▶ [PROBLEM TO WORK ON]
Return the whole listing exactly as it stands.

-=-=-

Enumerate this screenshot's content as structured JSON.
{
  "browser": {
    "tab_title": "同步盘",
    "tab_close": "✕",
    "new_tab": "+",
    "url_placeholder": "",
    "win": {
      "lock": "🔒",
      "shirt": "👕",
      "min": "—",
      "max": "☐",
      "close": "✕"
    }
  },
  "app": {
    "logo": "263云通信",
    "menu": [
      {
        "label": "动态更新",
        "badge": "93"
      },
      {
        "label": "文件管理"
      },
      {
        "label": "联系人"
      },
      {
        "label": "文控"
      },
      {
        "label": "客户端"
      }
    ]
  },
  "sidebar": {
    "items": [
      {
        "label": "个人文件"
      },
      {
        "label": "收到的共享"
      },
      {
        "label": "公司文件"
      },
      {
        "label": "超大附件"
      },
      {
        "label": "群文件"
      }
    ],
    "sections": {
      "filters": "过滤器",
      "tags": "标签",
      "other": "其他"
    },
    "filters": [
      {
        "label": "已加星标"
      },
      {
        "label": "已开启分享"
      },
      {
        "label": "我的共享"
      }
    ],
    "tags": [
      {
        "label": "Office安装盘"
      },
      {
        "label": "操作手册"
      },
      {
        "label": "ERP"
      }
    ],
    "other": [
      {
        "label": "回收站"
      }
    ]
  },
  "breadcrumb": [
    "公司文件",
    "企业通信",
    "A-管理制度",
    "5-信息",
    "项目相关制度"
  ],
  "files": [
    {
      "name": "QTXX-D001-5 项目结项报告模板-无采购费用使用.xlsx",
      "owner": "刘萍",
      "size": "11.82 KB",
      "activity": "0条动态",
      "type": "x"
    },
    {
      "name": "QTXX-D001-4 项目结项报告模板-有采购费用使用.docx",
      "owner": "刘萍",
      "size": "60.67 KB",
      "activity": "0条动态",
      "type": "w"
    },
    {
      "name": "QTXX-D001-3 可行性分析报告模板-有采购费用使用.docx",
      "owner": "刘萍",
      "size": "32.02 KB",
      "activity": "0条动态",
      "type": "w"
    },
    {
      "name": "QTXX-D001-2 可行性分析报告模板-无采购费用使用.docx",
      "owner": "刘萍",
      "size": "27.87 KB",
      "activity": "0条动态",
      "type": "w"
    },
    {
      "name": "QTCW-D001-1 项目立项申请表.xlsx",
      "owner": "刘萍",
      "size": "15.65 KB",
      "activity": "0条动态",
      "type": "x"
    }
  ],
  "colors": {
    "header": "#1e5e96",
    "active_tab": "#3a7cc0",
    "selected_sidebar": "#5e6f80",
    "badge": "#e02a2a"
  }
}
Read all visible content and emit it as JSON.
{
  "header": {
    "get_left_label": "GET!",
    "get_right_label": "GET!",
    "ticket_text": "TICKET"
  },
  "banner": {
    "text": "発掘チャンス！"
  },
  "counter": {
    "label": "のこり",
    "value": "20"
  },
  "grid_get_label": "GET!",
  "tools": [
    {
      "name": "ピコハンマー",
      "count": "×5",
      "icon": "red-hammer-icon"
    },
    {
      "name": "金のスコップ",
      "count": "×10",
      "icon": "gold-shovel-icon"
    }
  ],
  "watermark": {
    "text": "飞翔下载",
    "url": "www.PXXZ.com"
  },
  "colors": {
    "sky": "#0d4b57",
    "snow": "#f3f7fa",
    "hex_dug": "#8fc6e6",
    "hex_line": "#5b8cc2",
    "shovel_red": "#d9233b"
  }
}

-=-=-

▶ [TASK OUTPUT]
Enumerate this screenshot's content as structured JSON.
{
  "browser": {
    "tab_title": "同步盘",
    "tab_close": "✕",
    "new_tab": "+",
    "url_placeholder": "",
    "win": {
      "lock": "🔒",
      "shirt": "👕",
      "min": "—",
      "max": "☐",
      "close": "✕"
    }
  },
  "app": {
    "logo": "263云通信",
    "menu": [
      {
        "label": "动态更新",
        "badge": "93"
      },
      {
        "label": "文件管理"
      },
      {
        "label": "联系人"
      },
      {
        "label": "文控"
      },
      {
        "label": "客户端"
      }
    ]
  },
  "sidebar": {
    "items": [
      {
        "label": "个人文件"
      },
      {
        "label": "收到的共享"
      },
      {
        "label": "公司文件"
      },
      {
        "label": "超大附件"
      },
      {
        "label": "群文件"
      }
    ],
    "sections": {
      "filters": "过滤器",
      "tags": "标签",
      "other": "其他"
    },
    "filters": [
      {
        "label": "已加星标"
      },
      {
        "label": "已开启分享"
      },
      {
        "label": "我的共享"
      }
    ],
    "tags": [
      {
        "label": "Office安装盘"
      },
      {
        "label": "操作手册"
      },
      {
        "label": "ERP"
      }
    ],
    "other": [
      {
        "label": "回收站"
      }
    ]
  },
  "breadcrumb": [
    "公司文件",
    "企业通信",
    "A-管理制度",
    "5-信息",
    "项目相关制度"
  ],
  "files": [
    {
      "name": "QTXX-D001-5 项目结项报告模板-无采购费用使用.xlsx",
      "owner": "刘萍",
      "size": "11.82 KB",
      "activity": "0条动态",
      "type": "x"
    },
    {
      "name": "QTXX-D001-4 项目结项报告模板-有采购费用使用.docx",
      "owner": "刘萍",
      "size": "60.67 KB",
      "activity": "0条动态",
      "type": "w"
    },
    {
      "name": "QTXX-D001-3 可行性分析报告模板-有采购费用使用.docx",
      "owner": "刘萍",
      "size": "32.02 KB",
      "activity": "0条动态",
      "type": "w"
    },
    {
      "name": "QTXX-D001-2 可行性分析报告模板-无采购费用使用.docx",
      "owner": "刘萍",
      "size": "27.87 KB",
      "activity": "0条动态",
      "type": "w"
    },
    {
      "name": "QTCW-D001-1 项目立项申请表.xlsx",
      "owner": "刘萍",
      "size": "15.65 KB",
      "activity": "0条动态",
      "type": "x"
    }
  ],
  "colors": {
    "header": "#1e5e96",
    "active_tab": "#3a7cc0",
    "selected_sidebar": "#5e6f80",
    "badge": "#e02a2a"
  }
}
Read all visible content and emit it as JSON.
{
  "header": {
    "get_left_label": "GET!",
    "get_right_label": "GET!",
    "ticket_text": "TICKET"
  },
  "banner": {
    "text": "発掘チャンス！"
  },
  "counter": {
    "label": "のこり",
    "value": "20"
  },
  "grid_get_label": "GET!",
  "tools": [
    {
      "name": "ピコハンマー",
      "count": "×5",
      "icon": "red-hammer-icon"
    },
    {
      "name": "金のスコップ",
      "count": "×10",
      "icon": "gold-shovel-icon"
    }
  ],
  "watermark": {
    "text": "飞翔下载",
    "url": "www.PXXZ.com"
  },
  "colors": {
    "sky": "#0d4b57",
    "snow": "#f3f7fa",
    "hex_dug": "#8fc6e6",
    "hex_line": "#5b8cc2",
    "shovel_red": "#d9233b"
  }
}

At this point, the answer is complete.